● **WHAT IS REQUIRED**
Each entry below is to be given again word for word, with no pictures.
"""
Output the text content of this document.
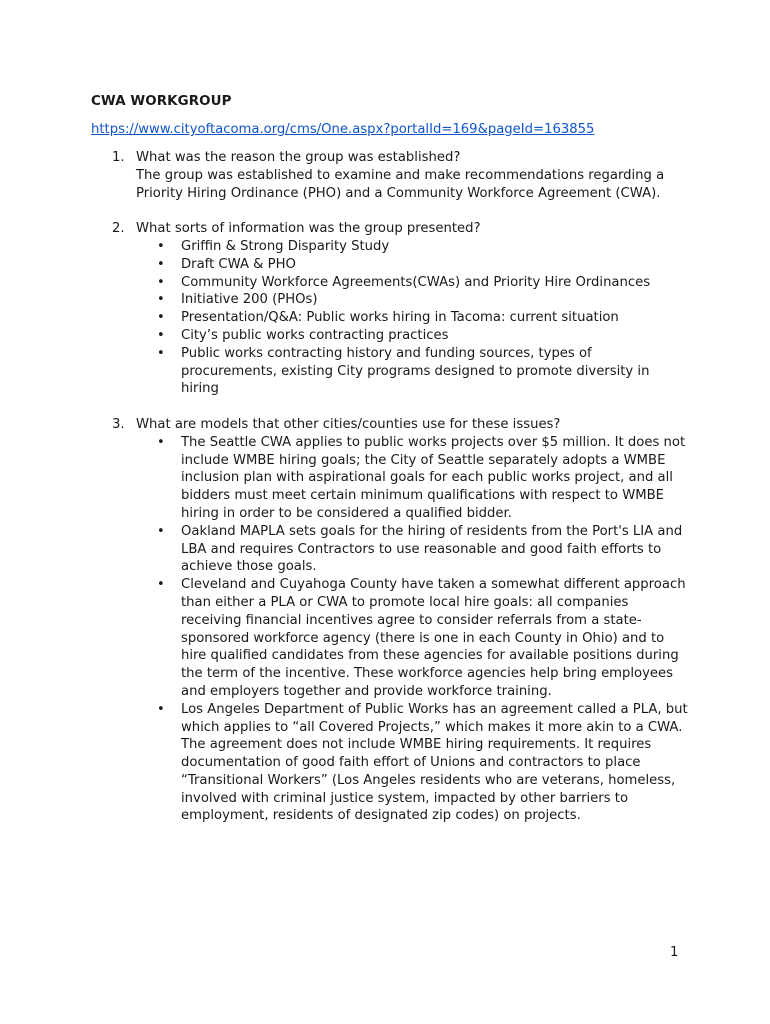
CWA WORKGROUP
https://www.cityoftacoma.org/cms/One.aspx?portalId=169&pageId=163855
1. What was the reason the group was established?
The group was established to examine and make recommendations regarding a Priority Hiring Ordinance (PHO) and a Community Workforce Agreement (CWA).
2. What sorts of information was the group presented?
• Griffin & Strong Disparity Study
• Draft CWA & PHO
• Community Workforce Agreements(CWAs) and Priority Hire Ordinances
• Initiative 200 (PHOs)
• Presentation/Q&A: Public works hiring in Tacoma: current situation
• City’s public works contracting practices
• Public works contracting history and funding sources, types of procurements, existing City programs designed to promote diversity in hiring
3. What are models that other cities/counties use for these issues?
• The Seattle CWA applies to public works projects over $5 million. It does not include WMBE hiring goals; the City of Seattle separately adopts a WMBE inclusion plan with aspirational goals for each public works project, and all bidders must meet certain minimum qualifications with respect to WMBE hiring in order to be considered a qualified bidder.
• Oakland MAPLA sets goals for the hiring of residents from the Port's LIA and LBA and requires Contractors to use reasonable and good faith efforts to achieve those goals.
• Cleveland and Cuyahoga County have taken a somewhat different approach than either a PLA or CWA to promote local hire goals: all companies receiving financial incentives agree to consider referrals from a state-sponsored workforce agency (there is one in each County in Ohio) and to hire qualified candidates from these agencies for available positions during the term of the incentive. These workforce agencies help bring employees and employers together and provide workforce training.
• Los Angeles Department of Public Works has an agreement called a PLA, but which applies to “all Covered Projects,” which makes it more akin to a CWA. The agreement does not include WMBE hiring requirements. It requires documentation of good faith effort of Unions and contractors to place “Transitional Workers” (Los Angeles residents who are veterans, homeless, involved with criminal justice system, impacted by other barriers to employment, residents of designated zip codes) on projects.
1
"""
● **EXPECTED ANSWER**
Output the text content of this document.
CWA WORKGROUP
https://www.cityoftacoma.org/cms/One.aspx?portalId=169&pageId=163855
1. What was the reason the group was established?
The group was established to examine and make recommendations regarding a Priority Hiring Ordinance (PHO) and a Community Workforce Agreement (CWA).
2. What sorts of information was the group presented?
• Griffin & Strong Disparity Study
• Draft CWA & PHO
• Community Workforce Agreements(CWAs) and Priority Hire Ordinances
• Initiative 200 (PHOs)
• Presentation/Q&A: Public works hiring in Tacoma: current situation
• City’s public works contracting practices
• Public works contracting history and funding sources, types of procurements, existing City programs designed to promote diversity in hiring
3. What are models that other cities/counties use for these issues?
• The Seattle CWA applies to public works projects over $5 million. It does not include WMBE hiring goals; the City of Seattle separately adopts a WMBE inclusion plan with aspirational goals for each public works project, and all bidders must meet certain minimum qualifications with respect to WMBE hiring in order to be considered a qualified bidder.
• Oakland MAPLA sets goals for the hiring of residents from the Port's LIA and LBA and requires Contractors to use reasonable and good faith efforts to achieve those goals.
• Cleveland and Cuyahoga County have taken a somewhat different approach than either a PLA or CWA to promote local hire goals: all companies receiving financial incentives agree to consider referrals from a state-sponsored workforce agency (there is one in each County in Ohio) and to hire qualified candidates from these agencies for available positions during the term of the incentive. These workforce agencies help bring employees and employers together and provide workforce training.
• Los Angeles Department of Public Works has an agreement called a PLA, but which applies to “all Covered Projects,” which makes it more akin to a CWA. The agreement does not include WMBE hiring requirements. It requires documentation of good faith effort of Unions and contractors to place “Transitional Workers” (Los Angeles residents who are veterans, homeless, involved with criminal justice system, impacted by other barriers to employment, residents of designated zip codes) on projects.
1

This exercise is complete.